• _Requirement_
Without the pictures, give the entries below again exactly as written.

• _Given data_
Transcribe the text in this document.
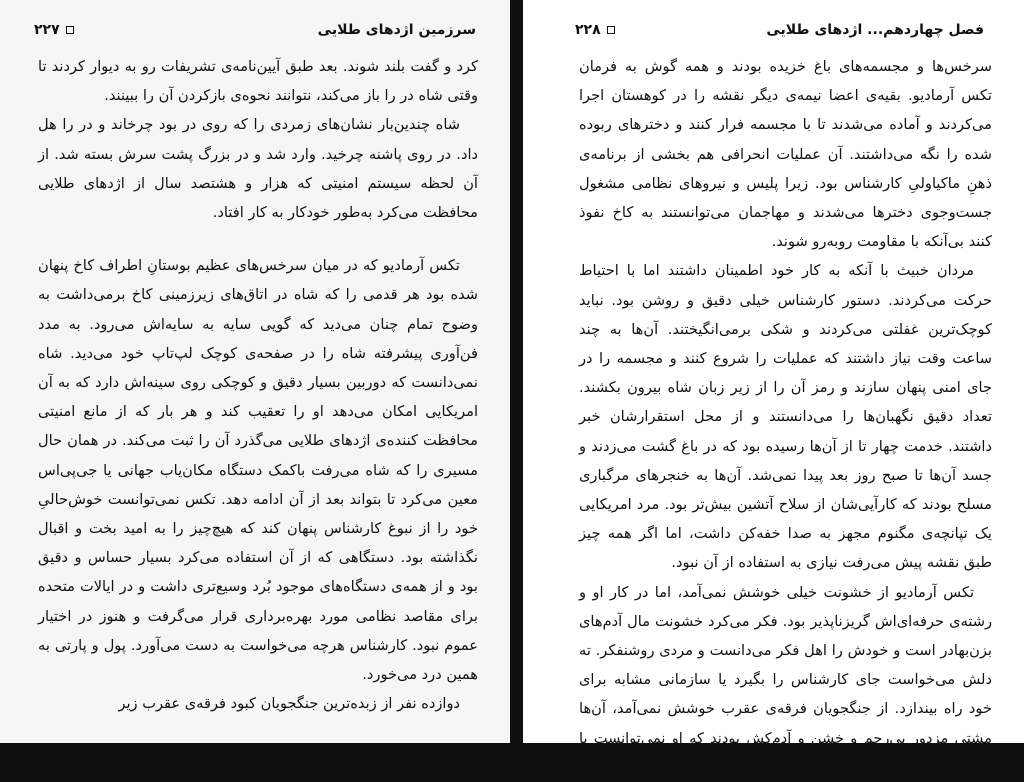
۲۲۷	سرزمین اژدهای طلایی

کرد و گفت بلند شوند. بعد طبق آیین‌نامه‌ی تشریفات رو به دیوار کردند تا وقتی شاه در را باز می‌کند، نتوانند نحوه‌ی بازکردن آن را ببینند.

شاه چندین‌بار نشان‌های زمردی را که روی در بود چرخاند و در را هل داد. در روی پاشنه چرخید. وارد شد و در بزرگ پشت سرش بسته شد. از آن لحظه سیستم امنیتی که هزار و هشتصد سال از اژدهای طلایی محافظت می‌کرد به‌طور خودکار به کار افتاد.

تکس آرمادیو که در میان سرخس‌های عظیم بوستانِ اطراف کاخ پنهان شده بود هر قدمی را که شاه در اتاق‌های زیرزمینی کاخ برمی‌داشت به وضوح تمام چنان می‌دید که گویی سایه به سایه‌اش می‌رود. به مدد فن‌آوری پیشرفته شاه را در صفحه‌ی کوچک لپ‌تاپ خود می‌دید. شاه نمی‌دانست که دوربین بسیار دقیق و کوچکی روی سینه‌اش دارد که به آن امریکایی امکان می‌دهد او را تعقیب کند و هر بار که از مانع امنیتی محافظت کننده‌ی اژدهای طلایی می‌گذرد آن را ثبت می‌کند. در همان حال مسیری را که شاه می‌رفت باکمک دستگاه مکان‌یاب جهانی یا جی‌پی‌اس معین می‌کرد تا بتواند بعد از آن ادامه دهد. تکس نمی‌توانست خوش‌حالیِ خود را از نبوغ کارشناس پنهان کند که هیچ‌چیز را به امید بخت و اقبال نگذاشته بود. دستگاهی که از آن استفاده می‌کرد بسیار حساس و دقیق بود و از همه‌ی دستگاه‌های موجود بُرد وسیع‌تری داشت و در ایالات متحده برای مقاصد نظامی مورد بهره‌برداری قرار می‌گرفت و هنوز در اختیار عموم نبود. کارشناس هرچه می‌خواست به دست می‌آورد. پول و پارتی به همین درد می‌خورد.

دوازده نفر از زبده‌ترین جنگجویان کبود فرقه‌ی عقرب زیر

۲۲۸	فصل چهاردهم... اژدهای طلایی

سرخس‌ها و مجسمه‌های باغ خزیده بودند و همه گوش به فرمان تکس آرمادیو. بقیه‌ی اعضا نیمه‌ی دیگر نقشه را در کوهستان اجرا می‌کردند و آماده می‌شدند تا با مجسمه فرار کنند و دخترهای ربوده شده را نگه می‌داشتند. آن عملیات انحرافی هم بخشی از برنامه‌ی ذهنِ ماکیاولیِ کارشناس بود. زیرا پلیس و نیروهای نظامی مشغول جست‌وجوی دخترها می‌شدند و مهاجمان می‌توانستند به کاخ نفوذ کنند بی‌آنکه با مقاومت روبه‌رو شوند.

مردان خبیث با آنکه به کار خود اطمینان داشتند اما با احتیاط حرکت می‌کردند. دستور کارشناس خیلی دقیق و روشن بود. نباید کوچک‌ترین غفلتی می‌کردند و شکی برمی‌انگیختند. آن‌ها به چند ساعت وقت نیاز داشتند که عملیات را شروع کنند و مجسمه را در جای امنی پنهان سازند و رمز آن را از زیر زبان شاه بیرون بکشند. تعداد دقیق نگهبان‌ها را می‌دانستند و از محل استقرارشان خبر داشتند. خدمت چهار تا از آن‌ها رسیده بود که در باغ گشت می‌زدند و جسد آن‌ها تا صبح روز بعد پیدا نمی‌شد. آن‌ها به خنجرهای مرگباری مسلح بودند که کارآیی‌شان از سلاح آتشین بیش‌تر بود. مرد امریکایی یک تپانچه‌ی مگنوم مجهز به صدا خفه‌کن داشت، اما اگر همه چیز طبق نقشه پیش می‌رفت نیازی به استفاده از آن نبود.

تکس آرمادیو از خشونت خیلی خوشش نمی‌آمد، اما در کار او و رشته‌ی حرفه‌ای‌اش گریزناپذیر بود. فکر می‌کرد خشونت مال آدم‌های بزن‌بهادر است و خودش را اهل فکر می‌دانست و مردی روشنفکر. ته دلش می‌خواست جای کارشناس را بگیرد یا سازمانی مشابه برای خود راه بیندازد. از جنگجویان فرقه‌ی عقرب خوشش نمی‌آمد، آن‌ها مشتی مزدور بی‌رحم و خشن و آدم‌کش بودند که او نمی‌توانست با آن‌ها ارتباط برقرار کند. اطمینان نداشت درصورتی‌که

• _Correct output_
Transcribe the text in this document.
۲۲۷	سرزمین اژدهای طلایی

کرد و گفت بلند شوند. بعد طبق آیین‌نامه‌ی تشریفات رو به دیوار کردند تا وقتی شاه در را باز می‌کند، نتوانند نحوه‌ی بازکردن آن را ببینند.

شاه چندین‌بار نشان‌های زمردی را که روی در بود چرخاند و در را هل داد. در روی پاشنه چرخید. وارد شد و در بزرگ پشت سرش بسته شد. از آن لحظه سیستم امنیتی که هزار و هشتصد سال از اژدهای طلایی محافظت می‌کرد به‌طور خودکار به کار افتاد.

تکس آرمادیو که در میان سرخس‌های عظیم بوستانِ اطراف کاخ پنهان شده بود هر قدمی را که شاه در اتاق‌های زیرزمینی کاخ برمی‌داشت به وضوح تمام چنان می‌دید که گویی سایه به سایه‌اش می‌رود. به مدد فن‌آوری پیشرفته شاه را در صفحه‌ی کوچک لپ‌تاپ خود می‌دید. شاه نمی‌دانست که دوربین بسیار دقیق و کوچکی روی سینه‌اش دارد که به آن امریکایی امکان می‌دهد او را تعقیب کند و هر بار که از مانع امنیتی محافظت کننده‌ی اژدهای طلایی می‌گذرد آن را ثبت می‌کند. در همان حال مسیری را که شاه می‌رفت باکمک دستگاه مکان‌یاب جهانی یا جی‌پی‌اس معین می‌کرد تا بتواند بعد از آن ادامه دهد. تکس نمی‌توانست خوش‌حالیِ خود را از نبوغ کارشناس پنهان کند که هیچ‌چیز را به امید بخت و اقبال نگذاشته بود. دستگاهی که از آن استفاده می‌کرد بسیار حساس و دقیق بود و از همه‌ی دستگاه‌های موجود بُرد وسیع‌تری داشت و در ایالات متحده برای مقاصد نظامی مورد بهره‌برداری قرار می‌گرفت و هنوز در اختیار عموم نبود. کارشناس هرچه می‌خواست به دست می‌آورد. پول و پارتی به همین درد می‌خورد.

دوازده نفر از زبده‌ترین جنگجویان کبود فرقه‌ی عقرب زیر

۲۲۸	فصل چهاردهم... اژدهای طلایی

سرخس‌ها و مجسمه‌های باغ خزیده بودند و همه گوش به فرمان تکس آرمادیو. بقیه‌ی اعضا نیمه‌ی دیگر نقشه را در کوهستان اجرا می‌کردند و آماده می‌شدند تا با مجسمه فرار کنند و دخترهای ربوده شده را نگه می‌داشتند. آن عملیات انحرافی هم بخشی از برنامه‌ی ذهنِ ماکیاولیِ کارشناس بود. زیرا پلیس و نیروهای نظامی مشغول جست‌وجوی دخترها می‌شدند و مهاجمان می‌توانستند به کاخ نفوذ کنند بی‌آنکه با مقاومت روبه‌رو شوند.

مردان خبیث با آنکه به کار خود اطمینان داشتند اما با احتیاط حرکت می‌کردند. دستور کارشناس خیلی دقیق و روشن بود. نباید کوچک‌ترین غفلتی می‌کردند و شکی برمی‌انگیختند. آن‌ها به چند ساعت وقت نیاز داشتند که عملیات را شروع کنند و مجسمه را در جای امنی پنهان سازند و رمز آن را از زیر زبان شاه بیرون بکشند. تعداد دقیق نگهبان‌ها را می‌دانستند و از محل استقرارشان خبر داشتند. خدمت چهار تا از آن‌ها رسیده بود که در باغ گشت می‌زدند و جسد آن‌ها تا صبح روز بعد پیدا نمی‌شد. آن‌ها به خنجرهای مرگباری مسلح بودند که کارآیی‌شان از سلاح آتشین بیش‌تر بود. مرد امریکایی یک تپانچه‌ی مگنوم مجهز به صدا خفه‌کن داشت، اما اگر همه چیز طبق نقشه پیش می‌رفت نیازی به استفاده از آن نبود.

تکس آرمادیو از خشونت خیلی خوشش نمی‌آمد، اما در کار او و رشته‌ی حرفه‌ای‌اش گریزناپذیر بود. فکر می‌کرد خشونت مال آدم‌های بزن‌بهادر است و خودش را اهل فکر می‌دانست و مردی روشنفکر. ته دلش می‌خواست جای کارشناس را بگیرد یا سازمانی مشابه برای خود راه بیندازد. از جنگجویان فرقه‌ی عقرب خوشش نمی‌آمد، آن‌ها مشتی مزدور بی‌رحم و خشن و آدم‌کش بودند که او نمی‌توانست با آن‌ها ارتباط برقرار کند. اطمینان نداشت درصورتی‌که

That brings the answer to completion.